[Problem requirements] Copy each line of the material below that includes the string "raen".

(Dataset items)
..........

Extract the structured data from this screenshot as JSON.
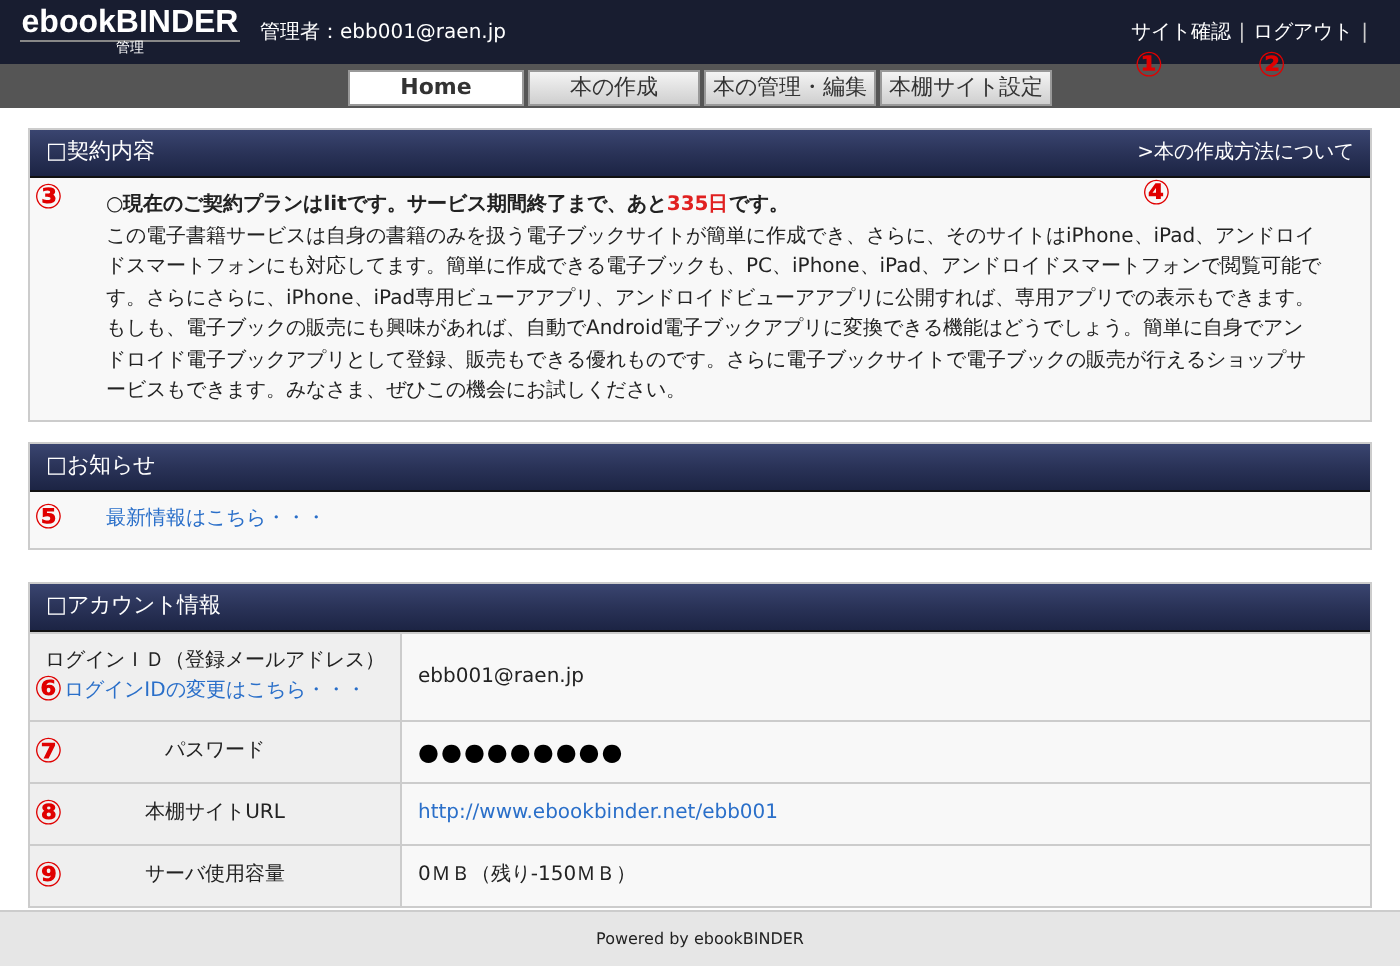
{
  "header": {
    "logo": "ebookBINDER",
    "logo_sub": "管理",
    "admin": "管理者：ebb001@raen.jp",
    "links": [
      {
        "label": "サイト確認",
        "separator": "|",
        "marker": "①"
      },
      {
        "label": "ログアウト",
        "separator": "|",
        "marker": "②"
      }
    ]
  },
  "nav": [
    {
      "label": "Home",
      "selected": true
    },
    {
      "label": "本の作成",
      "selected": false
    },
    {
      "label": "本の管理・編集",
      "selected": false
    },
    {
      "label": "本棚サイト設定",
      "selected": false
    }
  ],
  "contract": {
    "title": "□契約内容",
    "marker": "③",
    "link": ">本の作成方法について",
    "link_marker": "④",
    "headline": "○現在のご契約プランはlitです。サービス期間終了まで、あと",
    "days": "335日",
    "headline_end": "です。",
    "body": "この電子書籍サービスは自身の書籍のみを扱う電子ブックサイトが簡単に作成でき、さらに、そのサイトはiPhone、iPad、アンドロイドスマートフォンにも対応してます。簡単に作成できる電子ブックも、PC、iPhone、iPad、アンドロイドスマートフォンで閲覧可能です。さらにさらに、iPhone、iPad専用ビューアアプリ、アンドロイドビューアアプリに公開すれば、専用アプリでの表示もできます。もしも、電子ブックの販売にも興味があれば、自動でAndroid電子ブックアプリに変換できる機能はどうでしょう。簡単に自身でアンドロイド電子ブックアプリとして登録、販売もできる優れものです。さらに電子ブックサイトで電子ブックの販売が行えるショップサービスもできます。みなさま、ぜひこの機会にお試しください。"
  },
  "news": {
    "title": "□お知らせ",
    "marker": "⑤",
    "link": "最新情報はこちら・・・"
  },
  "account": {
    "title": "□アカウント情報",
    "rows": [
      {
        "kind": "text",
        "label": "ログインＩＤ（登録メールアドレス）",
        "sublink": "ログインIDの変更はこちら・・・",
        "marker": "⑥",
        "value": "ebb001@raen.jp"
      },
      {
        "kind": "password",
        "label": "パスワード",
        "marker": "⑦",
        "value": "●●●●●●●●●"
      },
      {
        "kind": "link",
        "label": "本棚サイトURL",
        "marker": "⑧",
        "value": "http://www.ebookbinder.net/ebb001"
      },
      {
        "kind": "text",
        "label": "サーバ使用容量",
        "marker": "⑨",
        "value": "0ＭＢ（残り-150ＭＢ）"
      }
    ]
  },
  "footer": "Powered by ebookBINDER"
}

..........

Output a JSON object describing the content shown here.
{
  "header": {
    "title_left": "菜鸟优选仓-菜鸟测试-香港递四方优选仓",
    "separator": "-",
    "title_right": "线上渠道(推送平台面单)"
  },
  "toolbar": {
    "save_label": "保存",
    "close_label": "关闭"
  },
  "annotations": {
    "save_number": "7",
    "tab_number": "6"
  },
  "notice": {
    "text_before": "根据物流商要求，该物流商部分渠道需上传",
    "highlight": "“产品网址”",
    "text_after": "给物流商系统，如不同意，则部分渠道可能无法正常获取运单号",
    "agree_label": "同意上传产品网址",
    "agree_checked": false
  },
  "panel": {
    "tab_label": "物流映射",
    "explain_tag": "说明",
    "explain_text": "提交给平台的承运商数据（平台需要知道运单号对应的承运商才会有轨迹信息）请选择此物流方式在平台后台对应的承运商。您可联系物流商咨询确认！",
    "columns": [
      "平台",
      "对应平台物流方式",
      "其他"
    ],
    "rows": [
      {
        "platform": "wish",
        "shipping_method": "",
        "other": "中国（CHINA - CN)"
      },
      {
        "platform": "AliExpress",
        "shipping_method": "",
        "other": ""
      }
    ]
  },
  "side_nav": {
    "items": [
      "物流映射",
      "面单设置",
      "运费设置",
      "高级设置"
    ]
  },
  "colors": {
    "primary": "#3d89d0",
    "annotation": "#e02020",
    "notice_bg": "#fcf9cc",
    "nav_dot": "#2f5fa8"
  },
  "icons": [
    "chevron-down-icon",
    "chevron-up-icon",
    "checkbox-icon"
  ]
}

..........

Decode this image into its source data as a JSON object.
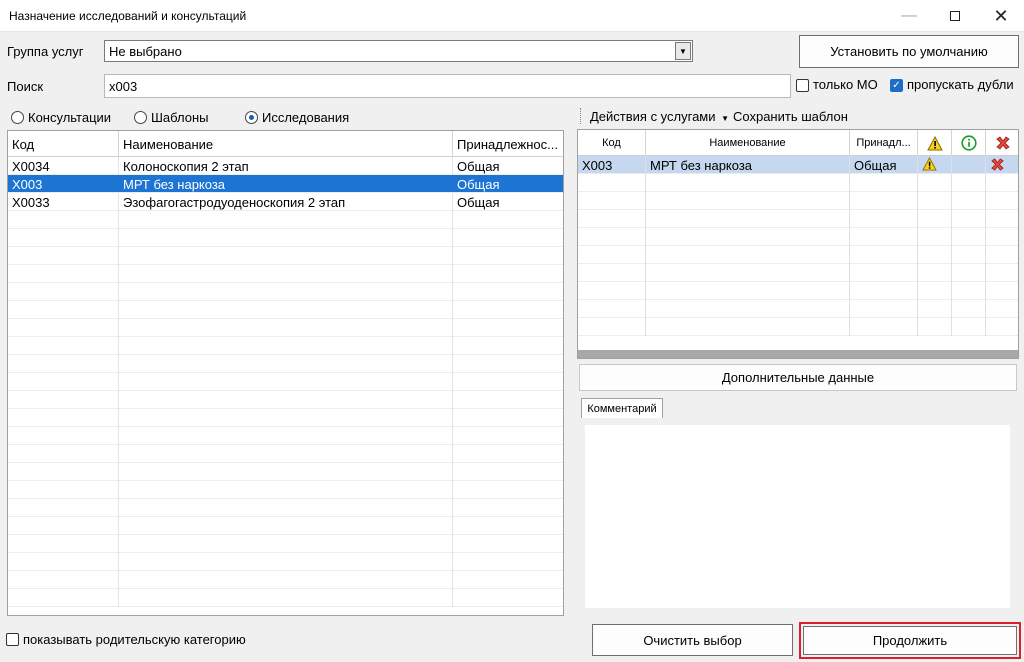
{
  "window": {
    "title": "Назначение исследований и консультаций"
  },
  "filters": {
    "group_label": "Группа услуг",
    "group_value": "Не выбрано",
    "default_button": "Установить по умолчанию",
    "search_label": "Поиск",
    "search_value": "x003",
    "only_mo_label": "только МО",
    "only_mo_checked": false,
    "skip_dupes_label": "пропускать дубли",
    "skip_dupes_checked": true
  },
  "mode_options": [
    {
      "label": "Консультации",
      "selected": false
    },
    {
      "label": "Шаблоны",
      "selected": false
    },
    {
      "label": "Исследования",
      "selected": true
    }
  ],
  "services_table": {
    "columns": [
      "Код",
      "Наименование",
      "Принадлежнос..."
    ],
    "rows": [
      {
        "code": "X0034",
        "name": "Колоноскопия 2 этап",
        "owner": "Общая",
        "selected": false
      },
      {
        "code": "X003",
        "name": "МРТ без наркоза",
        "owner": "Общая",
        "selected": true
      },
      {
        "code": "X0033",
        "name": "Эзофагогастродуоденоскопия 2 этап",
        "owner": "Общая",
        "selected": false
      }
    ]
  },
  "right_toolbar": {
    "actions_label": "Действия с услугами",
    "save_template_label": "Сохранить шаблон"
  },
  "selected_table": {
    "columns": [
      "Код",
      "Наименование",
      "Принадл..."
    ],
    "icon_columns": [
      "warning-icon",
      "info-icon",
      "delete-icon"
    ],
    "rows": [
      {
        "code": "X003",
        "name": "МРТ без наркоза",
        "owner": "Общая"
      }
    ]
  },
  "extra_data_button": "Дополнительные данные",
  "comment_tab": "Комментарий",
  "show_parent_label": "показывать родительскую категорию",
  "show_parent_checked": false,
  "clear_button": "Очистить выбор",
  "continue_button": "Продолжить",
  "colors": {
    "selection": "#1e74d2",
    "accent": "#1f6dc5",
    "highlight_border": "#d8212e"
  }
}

..........

[Response below]
    "admin": "管理者：ebb001@raen.jp",
        "value": "ebb001@raen.jp"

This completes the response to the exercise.